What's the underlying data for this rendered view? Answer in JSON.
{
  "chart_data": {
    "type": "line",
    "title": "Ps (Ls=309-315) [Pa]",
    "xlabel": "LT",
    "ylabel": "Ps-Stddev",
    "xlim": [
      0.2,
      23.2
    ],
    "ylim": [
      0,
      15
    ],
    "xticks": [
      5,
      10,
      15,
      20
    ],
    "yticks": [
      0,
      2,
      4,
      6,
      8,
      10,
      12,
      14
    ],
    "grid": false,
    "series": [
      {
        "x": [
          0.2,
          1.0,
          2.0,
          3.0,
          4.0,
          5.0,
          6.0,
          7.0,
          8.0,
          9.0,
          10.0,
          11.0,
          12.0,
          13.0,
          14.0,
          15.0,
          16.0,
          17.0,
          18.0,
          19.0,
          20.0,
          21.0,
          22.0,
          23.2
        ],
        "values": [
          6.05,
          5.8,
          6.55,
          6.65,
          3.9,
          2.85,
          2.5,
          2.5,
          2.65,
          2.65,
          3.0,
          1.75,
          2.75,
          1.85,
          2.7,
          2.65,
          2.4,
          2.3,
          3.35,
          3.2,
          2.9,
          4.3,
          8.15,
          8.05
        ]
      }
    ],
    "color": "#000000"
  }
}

__________

Can you restate every record above word for word?

What's the underlying data for this rendered view? Answer in JSON.
{
  "chart_data": {
    "type": "line",
    "title": "Ps (Ls=309-315) [Pa]",
    "xlabel": "LT",
    "ylabel": "Ps-Stddev",
    "xlim": [
      0.2,
      23.2
    ],
    "ylim": [
      0,
      15
    ],
    "xticks": [
      5,
      10,
      15,
      20
    ],
    "yticks": [
      0,
      2,
      4,
      6,
      8,
      10,
      12,
      14
    ],
    "grid": false,
    "series": [
      {
        "x": [
          0.2,
          1.0,
          2.0,
          3.0,
          4.0,
          5.0,
          6.0,
          7.0,
          8.0,
          9.0,
          10.0,
          11.0,
          12.0,
          13.0,
          14.0,
          15.0,
          16.0,
          17.0,
          18.0,
          19.0,
          20.0,
          21.0,
          22.0,
          23.2
        ],
        "values": [
          6.05,
          5.8,
          6.55,
          6.65,
          3.9,
          2.85,
          2.5,
          2.5,
          2.65,
          2.65,
          3.0,
          1.75,
          2.75,
          1.85,
          2.7,
          2.65,
          2.4,
          2.3,
          3.35,
          3.2,
          2.9,
          4.3,
          8.15,
          8.05
        ]
      }
    ],
    "color": "#000000"
  }
}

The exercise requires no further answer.